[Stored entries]

--- --- ---

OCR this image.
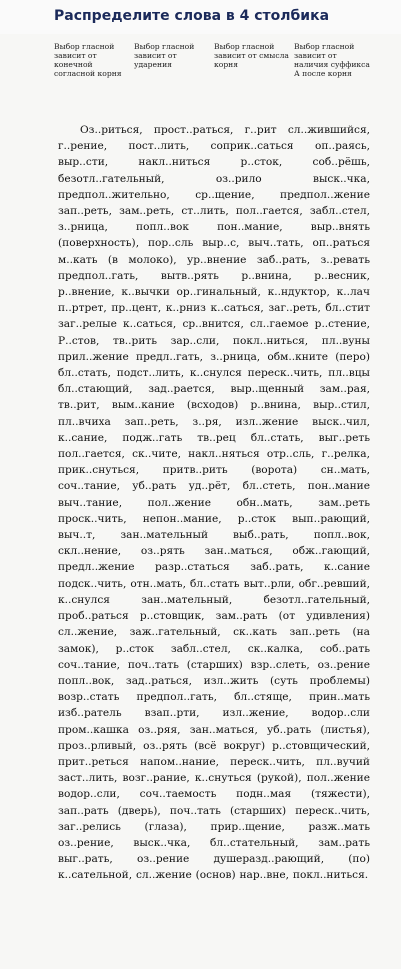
Распределите слова в 4 столбика
Выбор гласной зависит от конечной согласной корня
Выбор гласной зависит от ударения
Выбор гласной зависит от смысла корня
Выбор гласной зависит от наличия суффикса А после корня
Оз..риться, прост..раться, г..рит сл..жившийся, г..рение, пост..лить, соприк..саться оп..раясь, выр..сти, накл..ниться р..сток, соб..рёшь, безотл..гательный, оз..рило выск..чка, предпол..жительно, ср..щение, предпол..жение зап..реть, зам..реть, ст..лить, пол..гается, забл..стел, з..рница, попл..вок пон..мание, выр..внять (поверхность), пор..сль выр..с, выч..тать, оп..раться м..кать (в молоко), ур..внение заб..рать, з..ревать предпол..гать, вытв..рять р..внина, р..весник, р..внение, к..вычки ор..гинальный, к..ндуктор, к..лач п..ртрет, пр..цент, к..рниз к..саться, заг..реть, бл..стит заг..релые к..саться, ср..внится, сл..гаемое р..стение, Р..стов, тв..рить зар..сли, покл..ниться, пл..вуны прил..жение предл..гать, з..рница, обм..кните (перо) бл..стать, подст..лить, к..снулся переск..чить, пл..вцы бл..стающий, зад..рается, выр..щенный зам..рая, тв..рит, вым..кание (всходов) р..внина, выр..стил, пл..вчиха зап..реть, з..ря, изл..жение выск..чил, к..сание, подж..гать тв..рец бл..стать, выг..реть пол..гается, ск..чите, накл..няться отр..сль, г..релка, прик..снуться, притв..рить (ворота) сн..мать, соч..тание, уб..рать уд..рёт, бл..стеть, пон..мание выч..тание, пол..жение обн..мать, зам..реть проск..чить, непон..мание, р..сток вып..рающий, выч..т, зан..мательный выб..рать, попл..вок, скл..нение, оз..рять зан..маться, обж..гающий, предл..жение разр..статься заб..рать, к..сание подск..чить, отн..мать, бл..стать выт..рли, обг..ревший, к..снулся зан..мательный, безотл..гательный, проб..раться р..стовщик, зам..рать (от удивления) сл..жение, заж..гательный, ск..кать зап..реть (на замок), р..сток забл..стел, ск..калка, соб..рать соч..тание, поч..тать (старших) взр..слеть, оз..рение попл..вок, зад..раться, изл..жить (суть проблемы) возр..стать предпол..гать, бл..стяще, прин..мать изб..ратель взап..рти, изл..жение, водор..сли пром..кашка оз..ряя, зан..маться, уб..рать (листья), проз..рливый, оз..рять (всё вокруг) р..стовщический, прит..реться напом..нание, переск..чить, пл..вучий заст..лить, возг..рание, к..снуться (рукой), пол..жение водор..сли, соч..таемость подн..мая (тяжести), зап..рать (дверь), поч..тать (старших) переск..чить, заг..релись (глаза), прир..щение, разж..мать оз..рение, выск..чка, бл..стательный, зам..рать выг..рать, оз..рение душеразд..рающий, (по) к..сательной, сл..жение (основ) нар..вне, покл..ниться.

--- --- ---

__The request__
Working from the material above, transcribe it exactly while omitting pictures.

__Solution below__
OCR this image.
Распределите слова в 4 столбика
Выбор гласной зависит от конечной согласной корня
Выбор гласной зависит от ударения
Выбор гласной зависит от смысла корня
Выбор гласной зависит от наличия суффикса А после корня
Оз..риться, прост..раться, г..рит сл..жившийся, г..рение, пост..лить, соприк..саться оп..раясь, выр..сти, накл..ниться р..сток, соб..рёшь, безотл..гательный, оз..рило выск..чка, предпол..жительно, ср..щение, предпол..жение зап..реть, зам..реть, ст..лить, пол..гается, забл..стел, з..рница, попл..вок пон..мание, выр..внять (поверхность), пор..сль выр..с, выч..тать, оп..раться м..кать (в молоко), ур..внение заб..рать, з..ревать предпол..гать, вытв..рять р..внина, р..весник, р..внение, к..вычки ор..гинальный, к..ндуктор, к..лач п..ртрет, пр..цент, к..рниз к..саться, заг..реть, бл..стит заг..релые к..саться, ср..внится, сл..гаемое р..стение, Р..стов, тв..рить зар..сли, покл..ниться, пл..вуны прил..жение предл..гать, з..рница, обм..кните (перо) бл..стать, подст..лить, к..снулся переск..чить, пл..вцы бл..стающий, зад..рается, выр..щенный зам..рая, тв..рит, вым..кание (всходов) р..внина, выр..стил, пл..вчиха зап..реть, з..ря, изл..жение выск..чил, к..сание, подж..гать тв..рец бл..стать, выг..реть пол..гается, ск..чите, накл..няться отр..сль, г..релка, прик..снуться, притв..рить (ворота) сн..мать, соч..тание, уб..рать уд..рёт, бл..стеть, пон..мание выч..тание, пол..жение обн..мать, зам..реть проск..чить, непон..мание, р..сток вып..рающий, выч..т, зан..мательный выб..рать, попл..вок, скл..нение, оз..рять зан..маться, обж..гающий, предл..жение разр..статься заб..рать, к..сание подск..чить, отн..мать, бл..стать выт..рли, обг..ревший, к..снулся зан..мательный, безотл..гательный, проб..раться р..стовщик, зам..рать (от удивления) сл..жение, заж..гательный, ск..кать зап..реть (на замок), р..сток забл..стел, ск..калка, соб..рать соч..тание, поч..тать (старших) взр..слеть, оз..рение попл..вок, зад..раться, изл..жить (суть проблемы) возр..стать предпол..гать, бл..стяще, прин..мать изб..ратель взап..рти, изл..жение, водор..сли пром..кашка оз..ряя, зан..маться, уб..рать (листья), проз..рливый, оз..рять (всё вокруг) р..стовщический, прит..реться напом..нание, переск..чить, пл..вучий заст..лить, возг..рание, к..снуться (рукой), пол..жение водор..сли, соч..таемость подн..мая (тяжести), зап..рать (дверь), поч..тать (старших) переск..чить, заг..релись (глаза), прир..щение, разж..мать оз..рение, выск..чка, бл..стательный, зам..рать выг..рать, оз..рение душеразд..рающий, (по) к..сательной, сл..жение (основ) нар..вне, покл..ниться.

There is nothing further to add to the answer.